__What you are asked to do__
Report the count of lines that carry the string "name", and add nothing.

__Source data__
------------------------------------------------------------

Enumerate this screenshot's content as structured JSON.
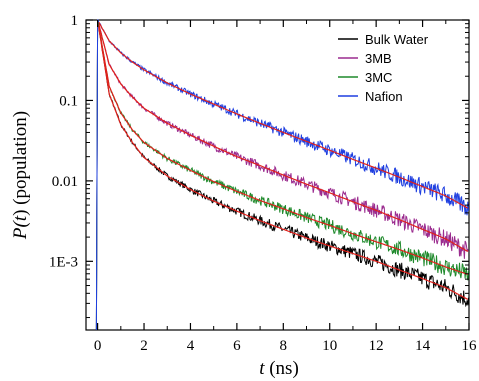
{
  "chart_data": {
    "type": "line",
    "title": "",
    "xlabel": {
      "italic": "t",
      "rest": " (ns)"
    },
    "ylabel": {
      "prefix": "P(",
      "italic": "t",
      "suffix": ") (population)"
    },
    "xlim": [
      -0.5,
      16
    ],
    "ylim": [
      0.00014,
      1
    ],
    "yscale": "log",
    "x_ticks": [
      0,
      2,
      4,
      6,
      8,
      10,
      12,
      14,
      16
    ],
    "x_tick_labels": [
      "0",
      "2",
      "4",
      "6",
      "8",
      "10",
      "12",
      "14",
      "16"
    ],
    "y_ticks": [
      1,
      0.1,
      0.01,
      0.001
    ],
    "y_tick_labels": [
      "1",
      "0.1",
      "0.01",
      "1E-3"
    ],
    "grid": false,
    "legend_position": "top-right",
    "series": [
      {
        "name": "Bulk Water",
        "color": "#000000",
        "x": [
          0,
          0.5,
          1,
          1.5,
          2,
          3,
          4,
          5,
          6,
          7,
          8,
          9,
          10,
          11,
          12,
          13,
          14,
          15,
          16
        ],
        "y": [
          1,
          0.12,
          0.05,
          0.03,
          0.0195,
          0.0115,
          0.0078,
          0.0056,
          0.0042,
          0.0032,
          0.0025,
          0.00195,
          0.00155,
          0.00125,
          0.001,
          0.00078,
          0.00061,
          0.00047,
          0.00033
        ]
      },
      {
        "name": "3MB",
        "color": "#9b2c8f",
        "x": [
          0,
          0.5,
          1,
          1.5,
          2,
          3,
          4,
          5,
          6,
          7,
          8,
          9,
          10,
          11,
          12,
          13,
          14,
          15,
          16
        ],
        "y": [
          1,
          0.28,
          0.16,
          0.11,
          0.08,
          0.052,
          0.037,
          0.027,
          0.02,
          0.0155,
          0.0118,
          0.0091,
          0.0071,
          0.0055,
          0.0043,
          0.0033,
          0.0025,
          0.0019,
          0.0013
        ]
      },
      {
        "name": "3MC",
        "color": "#1f8a2c",
        "x": [
          0,
          0.5,
          1,
          1.5,
          2,
          3,
          4,
          5,
          6,
          7,
          8,
          9,
          10,
          11,
          12,
          13,
          14,
          15,
          16
        ],
        "y": [
          1,
          0.15,
          0.07,
          0.043,
          0.03,
          0.019,
          0.0135,
          0.0098,
          0.0074,
          0.0057,
          0.0045,
          0.0035,
          0.0028,
          0.0022,
          0.00175,
          0.0014,
          0.0011,
          0.00085,
          0.00068
        ]
      },
      {
        "name": "Nafion",
        "color": "#1f3fe0",
        "x": [
          0,
          0.5,
          1,
          1.5,
          2,
          3,
          4,
          5,
          6,
          7,
          8,
          9,
          10,
          11,
          12,
          13,
          14,
          15,
          16
        ],
        "y": [
          1,
          0.55,
          0.39,
          0.3,
          0.24,
          0.165,
          0.12,
          0.09,
          0.068,
          0.052,
          0.04,
          0.031,
          0.024,
          0.0185,
          0.0144,
          0.0111,
          0.0085,
          0.0065,
          0.0045
        ]
      }
    ],
    "fit_color": "#e0201b"
  }
}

------------------------------------------------------------

__Exercise response__
4